* Start DATASET EXTRACT *

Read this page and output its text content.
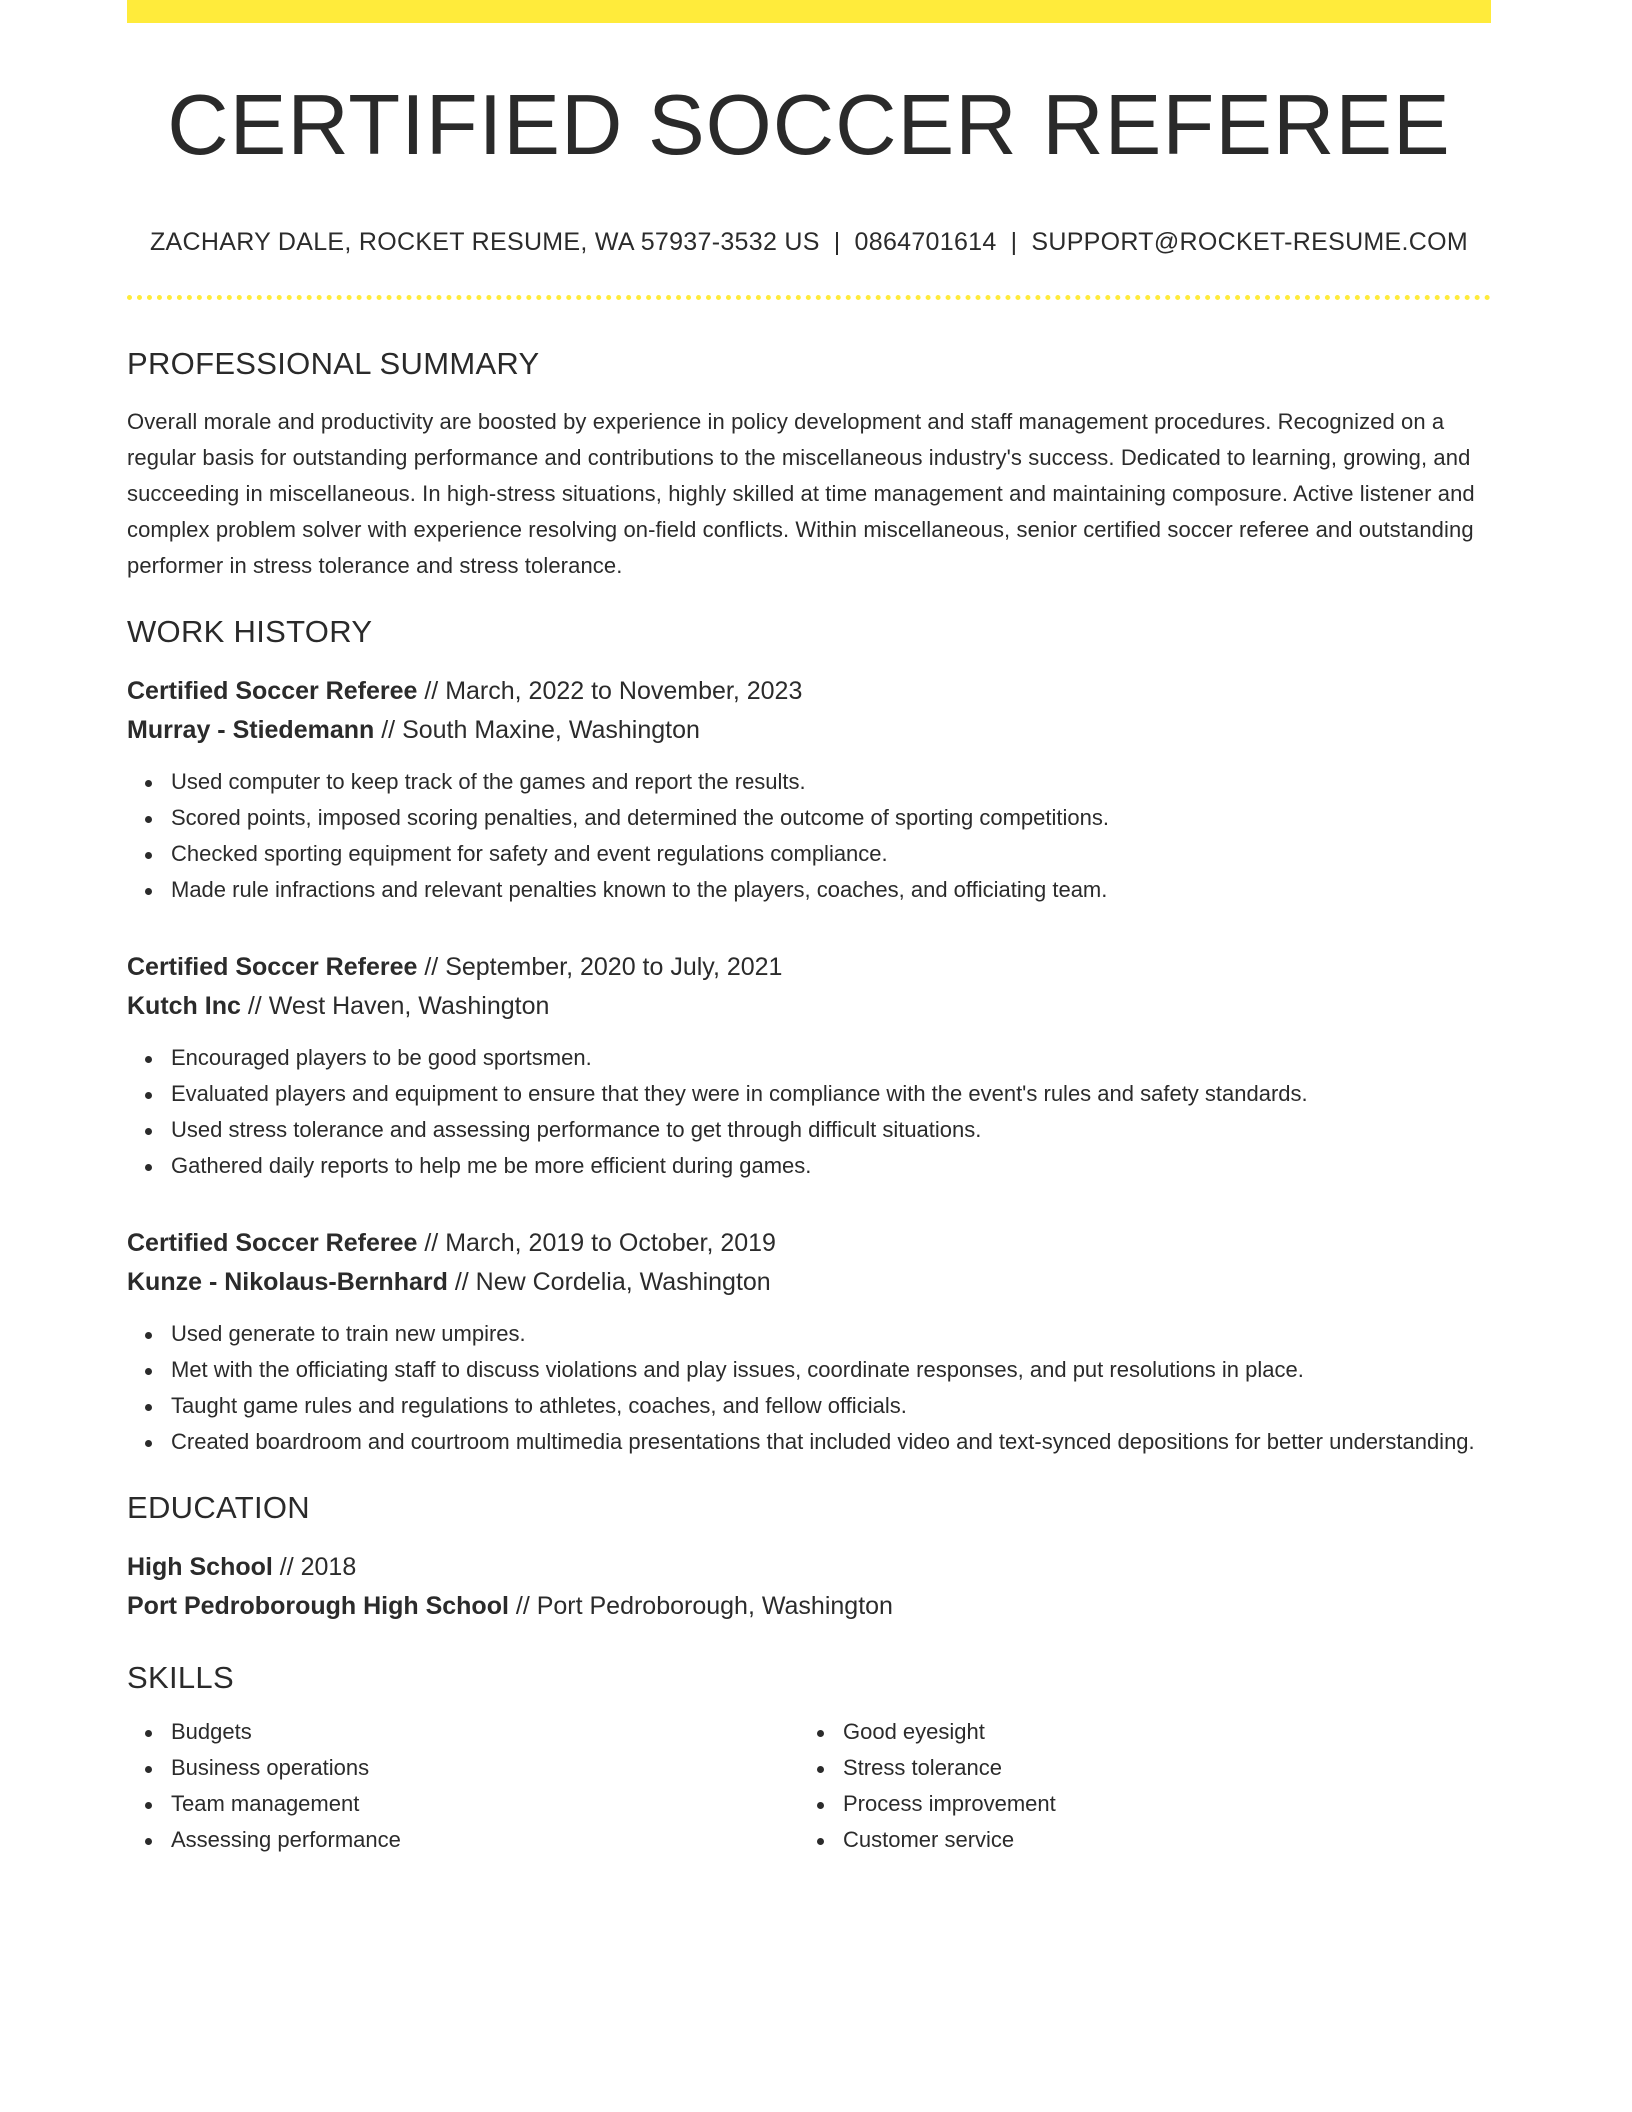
CERTIFIED SOCCER REFEREE
ZACHARY DALE, ROCKET RESUME, WA 57937-3532 US | 0864701614 | SUPPORT@ROCKET-RESUME.COM
PROFESSIONAL SUMMARY

Overall morale and productivity are boosted by experience in policy development and staff management procedures. Recognized on a regular basis for outstanding performance and contributions to the miscellaneous industry's success. Dedicated to learning, growing, and succeeding in miscellaneous. In high-stress situations, highly skilled at time management and maintaining composure. Active listener and complex problem solver with experience resolving on-field conflicts. Within miscellaneous, senior certified soccer referee and outstanding performer in stress tolerance and stress tolerance.

WORK HISTORY
Certified Soccer Referee // March, 2022 to November, 2023
Murray - Stiedemann // South Maxine, Washington
Used computer to keep track of the games and report the results.
Scored points, imposed scoring penalties, and determined the outcome of sporting competitions.
Checked sporting equipment for safety and event regulations compliance.
Made rule infractions and relevant penalties known to the players, coaches, and officiating team.
Certified Soccer Referee // September, 2020 to July, 2021
Kutch Inc // West Haven, Washington
Encouraged players to be good sportsmen.
Evaluated players and equipment to ensure that they were in compliance with the event's rules and safety standards.
Used stress tolerance and assessing performance to get through difficult situations.
Gathered daily reports to help me be more efficient during games.
Certified Soccer Referee // March, 2019 to October, 2019
Kunze - Nikolaus-Bernhard // New Cordelia, Washington
Used generate to train new umpires.
Met with the officiating staff to discuss violations and play issues, coordinate responses, and put resolutions in place.
Taught game rules and regulations to athletes, coaches, and fellow officials.
Created boardroom and courtroom multimedia presentations that included video and text-synced depositions for better understanding.
EDUCATION
High School // 2018
Port Pedroborough High School // Port Pedroborough, Washington
SKILLS
Budgets
Business operations
Team management
Assessing performance
Good eyesight
Stress tolerance
Process improvement
Customer service
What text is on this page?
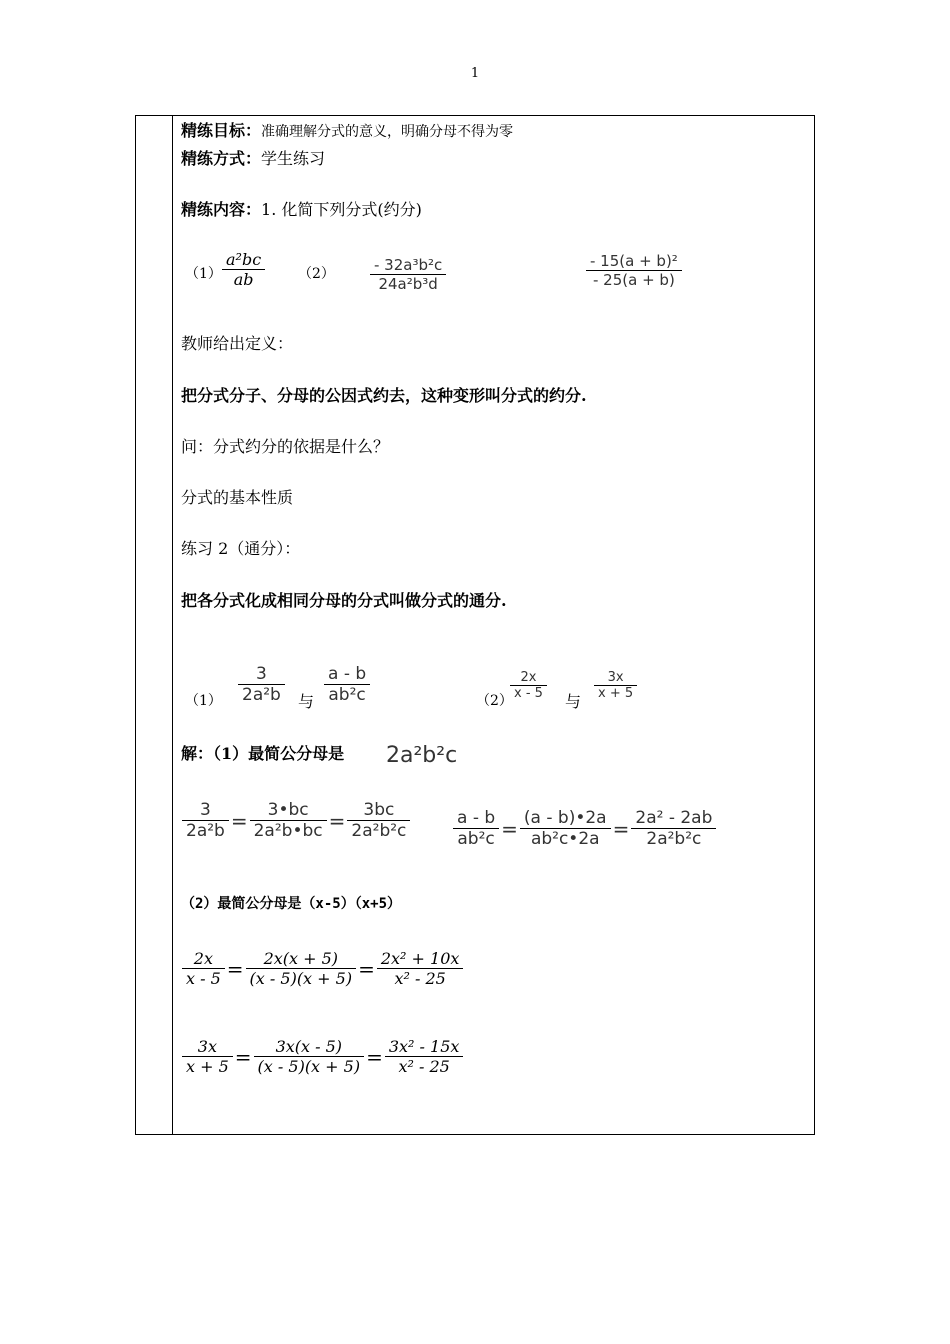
1
精练目标：准确理解分式的意义，明确分母不得为零
精练方式：学生练习
精练内容：1. 化简下列分式(约分)
$(1) \frac{\text{a²bc}}{ab} (2) \frac{\text{- 32a³b²c}}{\text{24a²b³d}}$	$\frac{\text{- 15(a + b)²}}{- 25(a + b)}$
教师给出定义：
把分式分子、分母的公因式约去，这种变形叫分式的约分.
问：分式约分的依据是什么？
分式的基本性质
练习 2（通分）：
把各分式化成相同分母的分式叫做分式的通分.
$(1) \frac{3}{\text{2a²b}}$ 与 $\frac{a - b}{\text{ab²c}}$	（2）
$\frac{2x}{x - 5}$
与
$\frac{3x}{x + 5}$
解：（1）最简公分母是 2a²b²c
$\frac{3}{\text{2a²b}} = \frac{3•bc}{\text{2a²b•bc}} = \frac{3bc}{\text{2a²b²c}}$	$\frac{a - b}{\text{ab²c}} = \frac{(a - b)•2a}{\text{ab²c•2a}} = \frac{\text{2a² - 2ab}}{\text{2a²b²c}}$
（2）最简公分母是（x-5）（x+5）
$\frac{2x}{x - 5} = \frac{2x(x + 5)}{(x - 5)(x + 5)} = \frac{\text{2x² + 10x}}{\text{x² - 25}}$
$\frac{3x}{x + 5} = \frac{3x(x - 5)}{(x - 5)(x + 5)} = \frac{\text{3x² - 15x}}{\text{x² - 25}}$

* End DATASET EXTRACT *

Every line above should be returned exactly; the pictures stay out.

Read this page and output its text content.
CERTIFIED SOCCER REFEREE
ZACHARY DALE, ROCKET RESUME, WA 57937-3532 US | 0864701614 | SUPPORT@ROCKET-RESUME.COM
PROFESSIONAL SUMMARY

Overall morale and productivity are boosted by experience in policy development and staff management procedures. Recognized on a regular basis for outstanding performance and contributions to the miscellaneous industry's success. Dedicated to learning, growing, and succeeding in miscellaneous. In high-stress situations, highly skilled at time management and maintaining composure. Active listener and complex problem solver with experience resolving on-field conflicts. Within miscellaneous, senior certified soccer referee and outstanding performer in stress tolerance and stress tolerance.

WORK HISTORY
Certified Soccer Referee // March, 2022 to November, 2023
Murray - Stiedemann // South Maxine, Washington
Used computer to keep track of the games and report the results.
Scored points, imposed scoring penalties, and determined the outcome of sporting competitions.
Checked sporting equipment for safety and event regulations compliance.
Made rule infractions and relevant penalties known to the players, coaches, and officiating team.
Certified Soccer Referee // September, 2020 to July, 2021
Kutch Inc // West Haven, Washington
Encouraged players to be good sportsmen.
Evaluated players and equipment to ensure that they were in compliance with the event's rules and safety standards.
Used stress tolerance and assessing performance to get through difficult situations.
Gathered daily reports to help me be more efficient during games.
Certified Soccer Referee // March, 2019 to October, 2019
Kunze - Nikolaus-Bernhard // New Cordelia, Washington
Used generate to train new umpires.
Met with the officiating staff to discuss violations and play issues, coordinate responses, and put resolutions in place.
Taught game rules and regulations to athletes, coaches, and fellow officials.
Created boardroom and courtroom multimedia presentations that included video and text-synced depositions for better understanding.
EDUCATION
High School // 2018
Port Pedroborough High School // Port Pedroborough, Washington
SKILLS
Budgets
Business operations
Team management
Assessing performance
Good eyesight
Stress tolerance
Process improvement
Customer service
What text is on this page?
1
精练目标：准确理解分式的意义，明确分母不得为零
精练方式：学生练习
精练内容：1. 化简下列分式(约分)
$(1) \frac{\text{a²bc}}{ab} (2) \frac{\text{- 32a³b²c}}{\text{24a²b³d}}$	$\frac{\text{- 15(a + b)²}}{- 25(a + b)}$
教师给出定义：
把分式分子、分母的公因式约去，这种变形叫分式的约分.
问：分式约分的依据是什么？
分式的基本性质
练习 2（通分）：
把各分式化成相同分母的分式叫做分式的通分.
$(1) \frac{3}{\text{2a²b}}$ 与 $\frac{a - b}{\text{ab²c}}$	（2）
$\frac{2x}{x - 5}$
与
$\frac{3x}{x + 5}$
解：（1）最简公分母是 2a²b²c
$\frac{3}{\text{2a²b}} = \frac{3•bc}{\text{2a²b•bc}} = \frac{3bc}{\text{2a²b²c}}$	$\frac{a - b}{\text{ab²c}} = \frac{(a - b)•2a}{\text{ab²c•2a}} = \frac{\text{2a² - 2ab}}{\text{2a²b²c}}$
（2）最简公分母是（x-5）（x+5）
$\frac{2x}{x - 5} = \frac{2x(x + 5)}{(x - 5)(x + 5)} = \frac{\text{2x² + 10x}}{\text{x² - 25}}$
$\frac{3x}{x + 5} = \frac{3x(x - 5)}{(x - 5)(x + 5)} = \frac{\text{3x² - 15x}}{\text{x² - 25}}$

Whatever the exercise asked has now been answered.